Section 2
COT2

Church Attendance? Religion Is Not Alignment

         
You may already realize what I'm about to say but it must be said...
 
Religion is not alignment with God.
 
We know being right with God is only possible via repentance and knowing/believing Jesus. And that staying right with God requires us to continue in submission to His Lordship, which includes repentance and cleansing as we go. Remember how Jesus washed the disciples' feet before He was crucified? Though afterwards Jesus told them He did it to set an example for them to follow, that's not the only reason He did it. Let's take a close look at what Jesus said to Peter:
 
Jesus came to Simon Peter, who said to him, “Lord, are you going to wash my feet?” Jesus replied, “You do not realize now what I am doing, but later you will understand.”  "No,” said Peter, “you shall never wash my feet.” But Jesus answered, “Unless I wash you, you have no part with me.” Then, Lord,” Simon Peter replied, “not just my feet but my hands and my head as well!” Jesus answered, “Those who have had a bath need only to wash their feet; their whole body is clean. And you are clean...”  John 13:6-10.
 
In saying that Peter had a bath, Jesus was saying Peter was right with God (aligned with His kingdom) because Peter had already repented and believed on Him as the Lord Messiah. But interestingly enough, Jesus said Peter did need his feet washed or that Peter could have no part with Him. And He told Peter that he would understand later.
 
Well, it's later. And the understanding is that even though Peter was clean and right with God as a whole, He would still need to receive regular washing from Jesus (via repentance and the cleansing power of the blood).

Data items:
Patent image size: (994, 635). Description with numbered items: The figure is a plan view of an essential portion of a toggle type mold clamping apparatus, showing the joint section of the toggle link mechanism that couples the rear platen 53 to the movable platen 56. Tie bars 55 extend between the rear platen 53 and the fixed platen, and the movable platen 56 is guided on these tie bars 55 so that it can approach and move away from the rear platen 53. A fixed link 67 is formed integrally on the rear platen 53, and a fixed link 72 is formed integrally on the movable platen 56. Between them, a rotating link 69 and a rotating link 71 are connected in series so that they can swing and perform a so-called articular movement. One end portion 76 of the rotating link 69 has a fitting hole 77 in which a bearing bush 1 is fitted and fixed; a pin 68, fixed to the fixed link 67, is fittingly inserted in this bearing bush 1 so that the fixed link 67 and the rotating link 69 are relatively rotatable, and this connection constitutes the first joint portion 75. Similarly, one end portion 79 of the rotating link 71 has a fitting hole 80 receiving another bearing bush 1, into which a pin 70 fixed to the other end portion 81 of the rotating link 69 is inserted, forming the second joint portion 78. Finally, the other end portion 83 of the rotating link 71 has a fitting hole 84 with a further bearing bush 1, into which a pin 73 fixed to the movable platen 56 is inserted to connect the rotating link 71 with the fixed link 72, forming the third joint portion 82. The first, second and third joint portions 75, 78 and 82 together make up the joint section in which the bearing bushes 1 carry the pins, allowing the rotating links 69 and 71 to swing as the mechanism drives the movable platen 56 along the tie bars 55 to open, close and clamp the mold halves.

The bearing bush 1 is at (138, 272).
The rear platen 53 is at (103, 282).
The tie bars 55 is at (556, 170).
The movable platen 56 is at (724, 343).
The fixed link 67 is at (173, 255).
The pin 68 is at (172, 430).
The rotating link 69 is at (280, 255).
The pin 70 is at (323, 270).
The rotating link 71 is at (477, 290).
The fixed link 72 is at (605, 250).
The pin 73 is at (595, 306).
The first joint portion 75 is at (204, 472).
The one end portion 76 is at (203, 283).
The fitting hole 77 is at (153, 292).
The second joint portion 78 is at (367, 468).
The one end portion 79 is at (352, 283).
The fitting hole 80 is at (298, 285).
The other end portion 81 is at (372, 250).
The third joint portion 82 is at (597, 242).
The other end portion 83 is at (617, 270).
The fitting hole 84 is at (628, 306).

▶ **Short exercise**: Please copy the church attendance text from "Well, it's later." to "of the blood)." and switch "regular" to "daily".

▶ **Response to the task**:
Well, it's later. And the understanding is that even though Peter was clean and right with God as a whole, He would still need to receive daily washing from Jesus (via repentance and the cleansing power of the blood).